What is needed → Copy out, from the entries below, each line holding the string "злість".
** BEGIN **
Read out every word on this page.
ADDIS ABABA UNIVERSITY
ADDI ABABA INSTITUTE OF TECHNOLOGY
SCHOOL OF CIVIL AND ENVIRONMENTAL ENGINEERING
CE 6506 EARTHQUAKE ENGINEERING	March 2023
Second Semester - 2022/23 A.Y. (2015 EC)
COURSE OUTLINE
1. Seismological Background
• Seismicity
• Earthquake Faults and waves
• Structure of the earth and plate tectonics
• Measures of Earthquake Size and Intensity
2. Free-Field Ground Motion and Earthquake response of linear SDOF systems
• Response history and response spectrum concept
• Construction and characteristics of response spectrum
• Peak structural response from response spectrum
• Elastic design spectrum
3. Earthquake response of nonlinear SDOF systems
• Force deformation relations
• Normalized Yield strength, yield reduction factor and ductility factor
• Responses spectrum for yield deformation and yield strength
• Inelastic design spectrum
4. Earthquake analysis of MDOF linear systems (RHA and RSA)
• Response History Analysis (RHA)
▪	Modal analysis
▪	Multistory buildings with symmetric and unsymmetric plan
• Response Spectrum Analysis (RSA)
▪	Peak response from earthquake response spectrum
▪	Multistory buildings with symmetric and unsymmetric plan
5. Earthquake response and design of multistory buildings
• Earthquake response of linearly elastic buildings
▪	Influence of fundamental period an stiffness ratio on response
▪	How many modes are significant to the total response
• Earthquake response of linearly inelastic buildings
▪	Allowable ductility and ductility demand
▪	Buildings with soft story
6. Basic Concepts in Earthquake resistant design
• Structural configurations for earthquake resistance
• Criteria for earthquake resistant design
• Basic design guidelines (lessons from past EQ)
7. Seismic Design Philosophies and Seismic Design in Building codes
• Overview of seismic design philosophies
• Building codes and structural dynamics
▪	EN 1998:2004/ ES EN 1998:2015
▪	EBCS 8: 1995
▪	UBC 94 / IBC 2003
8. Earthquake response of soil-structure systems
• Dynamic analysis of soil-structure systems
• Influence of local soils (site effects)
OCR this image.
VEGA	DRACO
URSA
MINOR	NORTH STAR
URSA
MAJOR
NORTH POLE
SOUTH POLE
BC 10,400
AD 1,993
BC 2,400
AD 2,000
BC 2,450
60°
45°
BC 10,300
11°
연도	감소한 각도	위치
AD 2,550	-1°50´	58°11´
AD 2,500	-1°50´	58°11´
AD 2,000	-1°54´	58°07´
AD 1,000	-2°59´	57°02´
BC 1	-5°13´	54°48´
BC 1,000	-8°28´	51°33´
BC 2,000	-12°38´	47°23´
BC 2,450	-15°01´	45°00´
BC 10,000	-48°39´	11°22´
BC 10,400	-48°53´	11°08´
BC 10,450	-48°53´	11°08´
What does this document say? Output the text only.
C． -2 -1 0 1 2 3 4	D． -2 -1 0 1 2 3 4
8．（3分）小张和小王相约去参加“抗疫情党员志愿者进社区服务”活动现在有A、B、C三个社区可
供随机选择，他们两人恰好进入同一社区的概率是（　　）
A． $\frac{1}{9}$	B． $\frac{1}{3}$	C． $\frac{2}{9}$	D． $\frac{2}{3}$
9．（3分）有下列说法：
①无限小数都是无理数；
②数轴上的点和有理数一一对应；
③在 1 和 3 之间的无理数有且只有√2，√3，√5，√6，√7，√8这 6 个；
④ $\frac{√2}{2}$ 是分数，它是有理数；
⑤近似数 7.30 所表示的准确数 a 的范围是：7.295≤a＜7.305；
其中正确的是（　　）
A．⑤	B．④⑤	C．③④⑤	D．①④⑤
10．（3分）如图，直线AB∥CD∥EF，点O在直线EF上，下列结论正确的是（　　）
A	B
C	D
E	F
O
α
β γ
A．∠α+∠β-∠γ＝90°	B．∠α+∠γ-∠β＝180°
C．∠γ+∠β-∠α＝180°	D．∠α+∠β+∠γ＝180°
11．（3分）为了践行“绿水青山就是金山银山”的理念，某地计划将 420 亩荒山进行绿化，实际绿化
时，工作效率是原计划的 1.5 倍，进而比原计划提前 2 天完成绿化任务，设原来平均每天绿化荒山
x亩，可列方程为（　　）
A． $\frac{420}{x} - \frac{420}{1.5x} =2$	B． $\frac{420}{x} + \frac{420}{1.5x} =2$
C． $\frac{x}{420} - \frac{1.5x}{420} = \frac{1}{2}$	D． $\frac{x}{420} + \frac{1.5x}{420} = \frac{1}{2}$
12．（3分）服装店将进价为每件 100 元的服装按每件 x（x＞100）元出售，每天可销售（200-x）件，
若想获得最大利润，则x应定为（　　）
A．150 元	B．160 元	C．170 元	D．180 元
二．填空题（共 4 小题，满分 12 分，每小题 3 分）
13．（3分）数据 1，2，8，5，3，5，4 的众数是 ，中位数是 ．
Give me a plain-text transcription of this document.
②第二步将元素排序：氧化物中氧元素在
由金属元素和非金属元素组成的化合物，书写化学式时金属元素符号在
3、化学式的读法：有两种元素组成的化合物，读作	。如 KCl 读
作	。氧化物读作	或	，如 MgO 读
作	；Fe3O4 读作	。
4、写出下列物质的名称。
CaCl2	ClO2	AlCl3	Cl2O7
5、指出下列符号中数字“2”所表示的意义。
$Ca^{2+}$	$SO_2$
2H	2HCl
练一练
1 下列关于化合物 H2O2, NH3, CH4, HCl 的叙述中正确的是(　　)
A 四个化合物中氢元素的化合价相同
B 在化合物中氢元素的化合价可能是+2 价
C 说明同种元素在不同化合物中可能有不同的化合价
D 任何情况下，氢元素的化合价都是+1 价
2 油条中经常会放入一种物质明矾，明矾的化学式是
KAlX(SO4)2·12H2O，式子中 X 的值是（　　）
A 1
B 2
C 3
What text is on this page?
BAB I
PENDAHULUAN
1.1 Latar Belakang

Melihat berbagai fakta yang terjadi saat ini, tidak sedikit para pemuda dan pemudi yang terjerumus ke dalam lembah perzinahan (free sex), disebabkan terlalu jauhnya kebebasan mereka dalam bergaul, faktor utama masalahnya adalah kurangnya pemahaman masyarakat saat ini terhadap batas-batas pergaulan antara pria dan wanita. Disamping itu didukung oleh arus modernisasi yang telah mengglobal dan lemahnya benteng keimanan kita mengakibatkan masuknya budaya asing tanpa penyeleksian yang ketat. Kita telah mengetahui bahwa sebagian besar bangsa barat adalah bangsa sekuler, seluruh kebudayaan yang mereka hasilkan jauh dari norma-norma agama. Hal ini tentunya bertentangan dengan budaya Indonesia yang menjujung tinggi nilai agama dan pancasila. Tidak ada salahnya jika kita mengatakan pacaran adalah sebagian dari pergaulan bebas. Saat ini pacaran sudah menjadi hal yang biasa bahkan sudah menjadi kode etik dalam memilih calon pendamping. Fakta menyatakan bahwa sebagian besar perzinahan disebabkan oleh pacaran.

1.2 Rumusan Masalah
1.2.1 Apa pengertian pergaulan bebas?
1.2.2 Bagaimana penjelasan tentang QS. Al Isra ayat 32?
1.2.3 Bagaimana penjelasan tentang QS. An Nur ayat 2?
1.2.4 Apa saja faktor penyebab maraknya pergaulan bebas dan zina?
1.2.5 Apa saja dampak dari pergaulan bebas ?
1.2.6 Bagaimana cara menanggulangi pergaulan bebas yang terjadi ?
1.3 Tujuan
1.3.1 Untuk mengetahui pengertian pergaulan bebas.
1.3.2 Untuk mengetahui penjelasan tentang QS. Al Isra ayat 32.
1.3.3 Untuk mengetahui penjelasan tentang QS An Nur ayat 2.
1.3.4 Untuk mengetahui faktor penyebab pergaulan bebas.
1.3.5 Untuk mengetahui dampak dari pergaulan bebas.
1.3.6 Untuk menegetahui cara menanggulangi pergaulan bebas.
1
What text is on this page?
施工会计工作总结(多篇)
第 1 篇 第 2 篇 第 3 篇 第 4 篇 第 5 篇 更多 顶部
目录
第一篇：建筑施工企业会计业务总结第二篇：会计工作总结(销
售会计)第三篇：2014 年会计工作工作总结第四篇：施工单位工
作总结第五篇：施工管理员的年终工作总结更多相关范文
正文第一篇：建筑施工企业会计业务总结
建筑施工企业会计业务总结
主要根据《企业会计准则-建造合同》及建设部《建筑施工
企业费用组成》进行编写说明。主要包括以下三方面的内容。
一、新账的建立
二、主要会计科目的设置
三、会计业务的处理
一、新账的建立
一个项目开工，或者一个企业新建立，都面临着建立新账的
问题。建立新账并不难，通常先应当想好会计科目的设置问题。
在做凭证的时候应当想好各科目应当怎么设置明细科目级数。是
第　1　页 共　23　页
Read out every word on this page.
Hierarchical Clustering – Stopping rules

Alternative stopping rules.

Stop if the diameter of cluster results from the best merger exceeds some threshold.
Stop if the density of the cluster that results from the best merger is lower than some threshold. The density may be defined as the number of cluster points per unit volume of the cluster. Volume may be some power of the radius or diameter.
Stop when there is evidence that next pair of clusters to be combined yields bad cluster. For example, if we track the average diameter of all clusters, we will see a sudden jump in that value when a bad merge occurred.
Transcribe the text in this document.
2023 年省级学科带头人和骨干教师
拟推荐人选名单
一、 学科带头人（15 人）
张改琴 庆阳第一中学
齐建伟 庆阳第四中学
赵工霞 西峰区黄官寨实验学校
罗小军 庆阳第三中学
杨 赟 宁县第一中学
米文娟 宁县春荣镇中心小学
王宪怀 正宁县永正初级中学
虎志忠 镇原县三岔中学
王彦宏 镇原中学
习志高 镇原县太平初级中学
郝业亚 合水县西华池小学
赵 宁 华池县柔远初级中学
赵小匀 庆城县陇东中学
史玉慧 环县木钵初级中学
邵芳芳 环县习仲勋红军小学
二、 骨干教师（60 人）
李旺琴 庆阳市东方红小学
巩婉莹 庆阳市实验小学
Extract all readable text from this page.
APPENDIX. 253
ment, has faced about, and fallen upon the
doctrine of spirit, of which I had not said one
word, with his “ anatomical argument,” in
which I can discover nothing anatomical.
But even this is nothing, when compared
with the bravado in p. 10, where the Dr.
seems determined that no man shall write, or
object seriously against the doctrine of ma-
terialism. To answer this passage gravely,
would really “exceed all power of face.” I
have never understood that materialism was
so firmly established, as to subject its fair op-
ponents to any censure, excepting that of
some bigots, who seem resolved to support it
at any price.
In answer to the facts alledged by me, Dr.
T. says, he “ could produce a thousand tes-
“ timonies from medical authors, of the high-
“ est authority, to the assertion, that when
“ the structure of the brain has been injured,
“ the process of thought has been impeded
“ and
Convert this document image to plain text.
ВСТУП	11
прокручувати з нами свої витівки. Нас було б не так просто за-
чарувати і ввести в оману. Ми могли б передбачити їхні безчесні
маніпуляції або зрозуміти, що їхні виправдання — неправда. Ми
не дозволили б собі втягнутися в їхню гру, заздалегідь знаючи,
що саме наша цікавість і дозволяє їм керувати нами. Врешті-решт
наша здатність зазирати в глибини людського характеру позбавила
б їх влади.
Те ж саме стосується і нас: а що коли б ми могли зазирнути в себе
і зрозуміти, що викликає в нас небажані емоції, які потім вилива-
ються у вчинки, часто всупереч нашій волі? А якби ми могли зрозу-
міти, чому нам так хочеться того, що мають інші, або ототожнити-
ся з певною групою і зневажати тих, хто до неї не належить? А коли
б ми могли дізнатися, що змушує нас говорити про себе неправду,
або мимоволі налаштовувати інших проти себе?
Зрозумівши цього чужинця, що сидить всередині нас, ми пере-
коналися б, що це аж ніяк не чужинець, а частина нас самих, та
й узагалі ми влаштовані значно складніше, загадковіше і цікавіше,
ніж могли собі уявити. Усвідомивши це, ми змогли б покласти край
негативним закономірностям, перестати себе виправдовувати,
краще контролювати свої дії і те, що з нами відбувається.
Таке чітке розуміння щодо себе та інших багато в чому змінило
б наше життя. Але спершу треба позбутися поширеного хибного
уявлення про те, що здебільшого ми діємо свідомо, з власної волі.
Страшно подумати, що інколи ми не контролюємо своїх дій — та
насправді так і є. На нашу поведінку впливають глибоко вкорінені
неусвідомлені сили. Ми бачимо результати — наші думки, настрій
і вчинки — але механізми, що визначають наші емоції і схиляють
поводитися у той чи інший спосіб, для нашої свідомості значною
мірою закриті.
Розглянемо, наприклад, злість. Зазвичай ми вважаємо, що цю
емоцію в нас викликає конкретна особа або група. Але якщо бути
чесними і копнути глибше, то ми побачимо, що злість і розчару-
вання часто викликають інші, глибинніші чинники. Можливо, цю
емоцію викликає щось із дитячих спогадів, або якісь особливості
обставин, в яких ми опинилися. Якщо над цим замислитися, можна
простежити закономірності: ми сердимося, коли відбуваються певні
** END **
Output of the exercise →
Розглянемо, наприклад, злість. Зазвичай ми вважаємо, що цю
чесними і копнути глибше, то ми побачимо, що злість і розчару-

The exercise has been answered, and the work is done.